* _What is being asked_: Set down all of the data that follows word for word, without the images.

* _Supplied material_:
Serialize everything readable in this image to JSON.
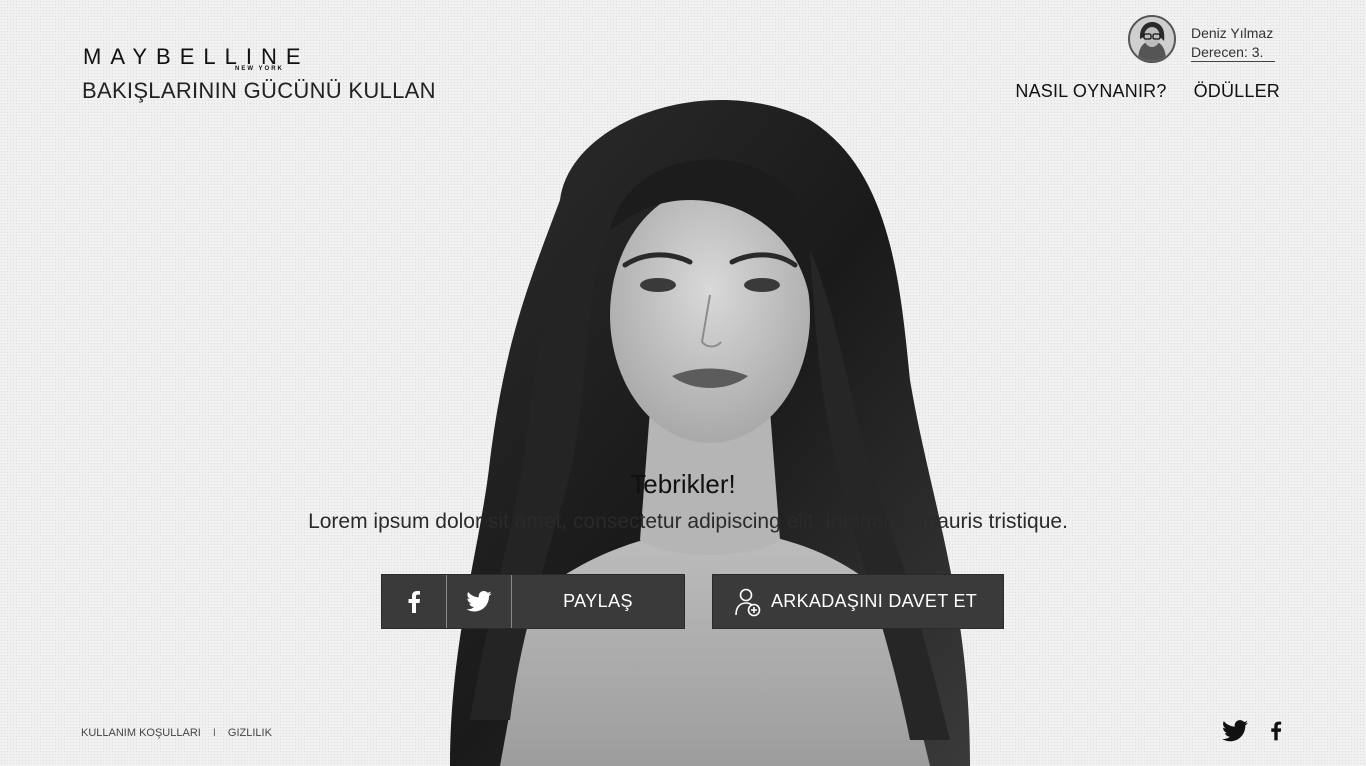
{
  "brand": {
    "logo_text": "MAYBELLINE",
    "logo_sub": "NEW YORK",
    "tagline": "BAKIŞLARININ GÜCÜNÜ KULLAN"
  },
  "user": {
    "name": "Deniz Yılmaz",
    "rank": "Derecen: 3.",
    "avatar_icon": "user-avatar"
  },
  "nav": {
    "how_to_play": "NASIL OYNANIR?",
    "rewards": "ÖDÜLLER"
  },
  "main": {
    "title": "Tebrikler!",
    "message": "Lorem ipsum dolor sit amet, consectetur adipiscing elit. Integer et mauris tristique."
  },
  "actions": {
    "share_label": "PAYLAŞ",
    "invite_label": "ARKADAŞINI DAVET ET",
    "facebook_icon": "facebook-icon",
    "twitter_icon": "twitter-icon",
    "add_user_icon": "add-user-icon"
  },
  "footer": {
    "terms": "KULLANIM KOŞULLARI",
    "separator": "I",
    "privacy": "GIZLILIK"
  },
  "colors": {
    "button_bg": "#3a3a3a",
    "text_dark": "#111111",
    "page_bg": "#f1f1f1"
  }
}
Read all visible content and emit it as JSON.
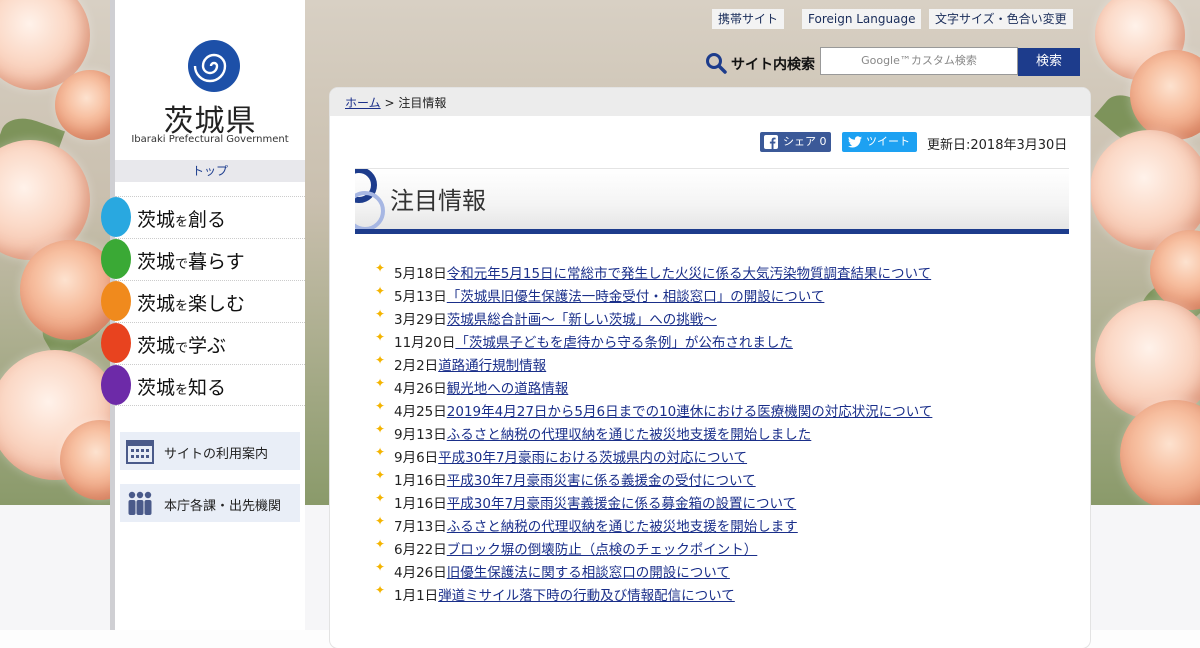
{
  "site": {
    "logo_title": "茨城県",
    "logo_subtitle": "Ibaraki Prefectural Government",
    "top_link": "トップ"
  },
  "menu": [
    {
      "label_main": "茨城",
      "label_particle": "を",
      "label_end": "創る",
      "color": "#29a8e0"
    },
    {
      "label_main": "茨城",
      "label_particle": "で",
      "label_end": "暮らす",
      "color": "#3aa935"
    },
    {
      "label_main": "茨城",
      "label_particle": "を",
      "label_end": "楽しむ",
      "color": "#f08a1d"
    },
    {
      "label_main": "茨城",
      "label_particle": "で",
      "label_end": "学ぶ",
      "color": "#e8431f"
    },
    {
      "label_main": "茨城",
      "label_particle": "を",
      "label_end": "知る",
      "color": "#6d2aa8"
    }
  ],
  "utility": {
    "site_guide": "サイトの利用案内",
    "departments": "本庁各課・出先機関"
  },
  "header": {
    "mobile_site": "携帯サイト",
    "foreign_language": "Foreign Language",
    "font_color": "文字サイズ・色合い変更"
  },
  "search": {
    "label": "サイト内検索",
    "placeholder": "Google™カスタム検索",
    "button": "検索"
  },
  "breadcrumb": {
    "home": "ホーム",
    "separator": " > ",
    "current": "注目情報"
  },
  "share": {
    "facebook": "シェア 0",
    "twitter": "ツイート",
    "updated": "更新日:2018年3月30日"
  },
  "page_title": "注目情報",
  "news": [
    {
      "date": "5月18日",
      "text": "令和元年5月15日に常総市で発生した火災に係る大気汚染物質調査結果について"
    },
    {
      "date": "5月13日",
      "text": "「茨城県旧優生保護法一時金受付・相談窓口」の開設について"
    },
    {
      "date": "3月29日",
      "text": "茨城県総合計画～「新しい茨城」への挑戦～"
    },
    {
      "date": "11月20日",
      "text": "「茨城県子どもを虐待から守る条例」が公布されました"
    },
    {
      "date": "2月2日",
      "text": "道路通行規制情報"
    },
    {
      "date": "4月26日",
      "text": "観光地への道路情報"
    },
    {
      "date": "4月25日",
      "text": "2019年4月27日から5月6日までの10連休における医療機関の対応状況について"
    },
    {
      "date": "9月13日",
      "text": "ふるさと納税の代理収納を通じた被災地支援を開始しました"
    },
    {
      "date": "9月6日",
      "text": "平成30年7月豪雨における茨城県内の対応について"
    },
    {
      "date": "1月16日",
      "text": "平成30年7月豪雨災害に係る義援金の受付について"
    },
    {
      "date": "1月16日",
      "text": "平成30年7月豪雨災害義援金に係る募金箱の設置について"
    },
    {
      "date": "7月13日",
      "text": "ふるさと納税の代理収納を通じた被災地支援を開始します"
    },
    {
      "date": "6月22日",
      "text": "ブロック塀の倒壊防止（点検のチェックポイント）"
    },
    {
      "date": "4月26日",
      "text": "旧優生保護法に関する相談窓口の開設について"
    },
    {
      "date": "1月1日",
      "text": "弾道ミサイル落下時の行動及び情報配信について"
    }
  ]
}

* _Output of the task_:
Serialize everything readable in this image to JSON.
{
  "brand": {
    "logo_text": "MAYBELLINE",
    "logo_sub": "NEW YORK",
    "tagline": "BAKIŞLARININ GÜCÜNÜ KULLAN"
  },
  "user": {
    "name": "Deniz Yılmaz",
    "rank": "Derecen: 3.",
    "avatar_icon": "user-avatar"
  },
  "nav": {
    "how_to_play": "NASIL OYNANIR?",
    "rewards": "ÖDÜLLER"
  },
  "main": {
    "title": "Tebrikler!",
    "message": "Lorem ipsum dolor sit amet, consectetur adipiscing elit. Integer et mauris tristique."
  },
  "actions": {
    "share_label": "PAYLAŞ",
    "invite_label": "ARKADAŞINI DAVET ET",
    "facebook_icon": "facebook-icon",
    "twitter_icon": "twitter-icon",
    "add_user_icon": "add-user-icon"
  },
  "footer": {
    "terms": "KULLANIM KOŞULLARI",
    "separator": "I",
    "privacy": "GIZLILIK"
  },
  "colors": {
    "button_bg": "#3a3a3a",
    "text_dark": "#111111",
    "page_bg": "#f1f1f1"
  }
}
Read all visible content and emit it as JSON.
{
  "site": {
    "logo_title": "茨城県",
    "logo_subtitle": "Ibaraki Prefectural Government",
    "top_link": "トップ"
  },
  "menu": [
    {
      "label_main": "茨城",
      "label_particle": "を",
      "label_end": "創る",
      "color": "#29a8e0"
    },
    {
      "label_main": "茨城",
      "label_particle": "で",
      "label_end": "暮らす",
      "color": "#3aa935"
    },
    {
      "label_main": "茨城",
      "label_particle": "を",
      "label_end": "楽しむ",
      "color": "#f08a1d"
    },
    {
      "label_main": "茨城",
      "label_particle": "で",
      "label_end": "学ぶ",
      "color": "#e8431f"
    },
    {
      "label_main": "茨城",
      "label_particle": "を",
      "label_end": "知る",
      "color": "#6d2aa8"
    }
  ],
  "utility": {
    "site_guide": "サイトの利用案内",
    "departments": "本庁各課・出先機関"
  },
  "header": {
    "mobile_site": "携帯サイト",
    "foreign_language": "Foreign Language",
    "font_color": "文字サイズ・色合い変更"
  },
  "search": {
    "label": "サイト内検索",
    "placeholder": "Google™カスタム検索",
    "button": "検索"
  },
  "breadcrumb": {
    "home": "ホーム",
    "separator": " > ",
    "current": "注目情報"
  },
  "share": {
    "facebook": "シェア 0",
    "twitter": "ツイート",
    "updated": "更新日:2018年3月30日"
  },
  "page_title": "注目情報",
  "news": [
    {
      "date": "5月18日",
      "text": "令和元年5月15日に常総市で発生した火災に係る大気汚染物質調査結果について"
    },
    {
      "date": "5月13日",
      "text": "「茨城県旧優生保護法一時金受付・相談窓口」の開設について"
    },
    {
      "date": "3月29日",
      "text": "茨城県総合計画～「新しい茨城」への挑戦～"
    },
    {
      "date": "11月20日",
      "text": "「茨城県子どもを虐待から守る条例」が公布されました"
    },
    {
      "date": "2月2日",
      "text": "道路通行規制情報"
    },
    {
      "date": "4月26日",
      "text": "観光地への道路情報"
    },
    {
      "date": "4月25日",
      "text": "2019年4月27日から5月6日までの10連休における医療機関の対応状況について"
    },
    {
      "date": "9月13日",
      "text": "ふるさと納税の代理収納を通じた被災地支援を開始しました"
    },
    {
      "date": "9月6日",
      "text": "平成30年7月豪雨における茨城県内の対応について"
    },
    {
      "date": "1月16日",
      "text": "平成30年7月豪雨災害に係る義援金の受付について"
    },
    {
      "date": "1月16日",
      "text": "平成30年7月豪雨災害義援金に係る募金箱の設置について"
    },
    {
      "date": "7月13日",
      "text": "ふるさと納税の代理収納を通じた被災地支援を開始します"
    },
    {
      "date": "6月22日",
      "text": "ブロック塀の倒壊防止（点検のチェックポイント）"
    },
    {
      "date": "4月26日",
      "text": "旧優生保護法に関する相談窓口の開設について"
    },
    {
      "date": "1月1日",
      "text": "弾道ミサイル落下時の行動及び情報配信について"
    }
  ]
}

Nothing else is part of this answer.